** Start Listed entries **

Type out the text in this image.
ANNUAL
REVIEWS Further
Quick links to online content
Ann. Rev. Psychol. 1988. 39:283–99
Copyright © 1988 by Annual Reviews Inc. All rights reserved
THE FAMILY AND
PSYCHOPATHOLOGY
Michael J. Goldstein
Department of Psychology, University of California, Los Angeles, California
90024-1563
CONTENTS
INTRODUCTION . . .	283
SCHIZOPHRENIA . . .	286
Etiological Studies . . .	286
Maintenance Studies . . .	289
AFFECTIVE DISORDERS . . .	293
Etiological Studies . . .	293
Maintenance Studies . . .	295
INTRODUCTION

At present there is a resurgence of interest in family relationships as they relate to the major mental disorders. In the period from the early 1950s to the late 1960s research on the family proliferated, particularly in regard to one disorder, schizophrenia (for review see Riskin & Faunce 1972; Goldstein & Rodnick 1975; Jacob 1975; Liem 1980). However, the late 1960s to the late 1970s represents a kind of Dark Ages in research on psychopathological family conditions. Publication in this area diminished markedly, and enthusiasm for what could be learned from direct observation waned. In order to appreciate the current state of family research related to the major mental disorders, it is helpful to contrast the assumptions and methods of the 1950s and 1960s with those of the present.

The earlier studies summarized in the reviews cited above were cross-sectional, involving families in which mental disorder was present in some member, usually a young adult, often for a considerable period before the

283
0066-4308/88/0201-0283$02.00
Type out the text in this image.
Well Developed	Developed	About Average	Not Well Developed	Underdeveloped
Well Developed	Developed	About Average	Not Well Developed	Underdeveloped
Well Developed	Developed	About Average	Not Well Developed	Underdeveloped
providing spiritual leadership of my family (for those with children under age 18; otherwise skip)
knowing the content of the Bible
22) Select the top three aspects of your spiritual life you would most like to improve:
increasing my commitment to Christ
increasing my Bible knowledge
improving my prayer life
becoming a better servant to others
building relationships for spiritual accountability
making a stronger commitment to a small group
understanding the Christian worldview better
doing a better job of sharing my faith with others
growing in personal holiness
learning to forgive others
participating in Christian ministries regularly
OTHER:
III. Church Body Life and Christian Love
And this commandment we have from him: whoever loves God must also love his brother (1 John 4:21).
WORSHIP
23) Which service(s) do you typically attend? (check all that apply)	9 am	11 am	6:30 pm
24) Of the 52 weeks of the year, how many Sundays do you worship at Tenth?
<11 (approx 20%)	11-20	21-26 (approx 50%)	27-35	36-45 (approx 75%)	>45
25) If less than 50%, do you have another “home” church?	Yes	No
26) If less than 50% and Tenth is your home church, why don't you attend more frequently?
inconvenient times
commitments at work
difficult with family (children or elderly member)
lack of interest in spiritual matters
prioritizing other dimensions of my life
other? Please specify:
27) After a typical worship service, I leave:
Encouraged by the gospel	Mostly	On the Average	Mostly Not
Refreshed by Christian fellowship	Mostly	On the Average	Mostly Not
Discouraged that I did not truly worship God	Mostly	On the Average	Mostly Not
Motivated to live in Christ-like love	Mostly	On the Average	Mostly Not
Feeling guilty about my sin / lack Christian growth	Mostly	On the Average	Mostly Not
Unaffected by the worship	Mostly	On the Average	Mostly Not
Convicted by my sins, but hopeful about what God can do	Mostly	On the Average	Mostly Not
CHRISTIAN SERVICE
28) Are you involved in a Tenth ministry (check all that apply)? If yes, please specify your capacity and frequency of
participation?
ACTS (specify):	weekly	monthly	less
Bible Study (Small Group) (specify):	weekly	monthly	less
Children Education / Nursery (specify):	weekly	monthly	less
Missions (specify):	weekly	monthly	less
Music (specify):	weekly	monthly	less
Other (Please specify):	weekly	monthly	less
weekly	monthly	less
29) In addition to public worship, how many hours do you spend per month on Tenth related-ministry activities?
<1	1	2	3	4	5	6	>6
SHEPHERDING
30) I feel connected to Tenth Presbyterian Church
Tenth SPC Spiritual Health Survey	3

** End Listed entries **

Each record must be returned exactly as it is written.

Type out the text in this image.
ANNUAL
REVIEWS Further
Quick links to online content
Ann. Rev. Psychol. 1988. 39:283–99
Copyright © 1988 by Annual Reviews Inc. All rights reserved
THE FAMILY AND
PSYCHOPATHOLOGY
Michael J. Goldstein
Department of Psychology, University of California, Los Angeles, California
90024-1563
CONTENTS
INTRODUCTION . . .	283
SCHIZOPHRENIA . . .	286
Etiological Studies . . .	286
Maintenance Studies . . .	289
AFFECTIVE DISORDERS . . .	293
Etiological Studies . . .	293
Maintenance Studies . . .	295
INTRODUCTION

At present there is a resurgence of interest in family relationships as they relate to the major mental disorders. In the period from the early 1950s to the late 1960s research on the family proliferated, particularly in regard to one disorder, schizophrenia (for review see Riskin & Faunce 1972; Goldstein & Rodnick 1975; Jacob 1975; Liem 1980). However, the late 1960s to the late 1970s represents a kind of Dark Ages in research on psychopathological family conditions. Publication in this area diminished markedly, and enthusiasm for what could be learned from direct observation waned. In order to appreciate the current state of family research related to the major mental disorders, it is helpful to contrast the assumptions and methods of the 1950s and 1960s with those of the present.

The earlier studies summarized in the reviews cited above were cross-sectional, involving families in which mental disorder was present in some member, usually a young adult, often for a considerable period before the

283
0066-4308/88/0201-0283$02.00
Type out the text in this image.
Well Developed	Developed	About Average	Not Well Developed	Underdeveloped
Well Developed	Developed	About Average	Not Well Developed	Underdeveloped
Well Developed	Developed	About Average	Not Well Developed	Underdeveloped
providing spiritual leadership of my family (for those with children under age 18; otherwise skip)
knowing the content of the Bible
22) Select the top three aspects of your spiritual life you would most like to improve:
increasing my commitment to Christ
increasing my Bible knowledge
improving my prayer life
becoming a better servant to others
building relationships for spiritual accountability
making a stronger commitment to a small group
understanding the Christian worldview better
doing a better job of sharing my faith with others
growing in personal holiness
learning to forgive others
participating in Christian ministries regularly
OTHER:
III. Church Body Life and Christian Love
And this commandment we have from him: whoever loves God must also love his brother (1 John 4:21).
WORSHIP
23) Which service(s) do you typically attend? (check all that apply)	9 am	11 am	6:30 pm
24) Of the 52 weeks of the year, how many Sundays do you worship at Tenth?
<11 (approx 20%)	11-20	21-26 (approx 50%)	27-35	36-45 (approx 75%)	>45
25) If less than 50%, do you have another “home” church?	Yes	No
26) If less than 50% and Tenth is your home church, why don't you attend more frequently?
inconvenient times
commitments at work
difficult with family (children or elderly member)
lack of interest in spiritual matters
prioritizing other dimensions of my life
other? Please specify:
27) After a typical worship service, I leave:
Encouraged by the gospel	Mostly	On the Average	Mostly Not
Refreshed by Christian fellowship	Mostly	On the Average	Mostly Not
Discouraged that I did not truly worship God	Mostly	On the Average	Mostly Not
Motivated to live in Christ-like love	Mostly	On the Average	Mostly Not
Feeling guilty about my sin / lack Christian growth	Mostly	On the Average	Mostly Not
Unaffected by the worship	Mostly	On the Average	Mostly Not
Convicted by my sins, but hopeful about what God can do	Mostly	On the Average	Mostly Not
CHRISTIAN SERVICE
28) Are you involved in a Tenth ministry (check all that apply)? If yes, please specify your capacity and frequency of
participation?
ACTS (specify):	weekly	monthly	less
Bible Study (Small Group) (specify):	weekly	monthly	less
Children Education / Nursery (specify):	weekly	monthly	less
Missions (specify):	weekly	monthly	less
Music (specify):	weekly	monthly	less
Other (Please specify):	weekly	monthly	less
weekly	monthly	less
29) In addition to public worship, how many hours do you spend per month on Tenth related-ministry activities?
<1	1	2	3	4	5	6	>6
SHEPHERDING
30) I feel connected to Tenth Presbyterian Church
Tenth SPC Spiritual Health Survey	3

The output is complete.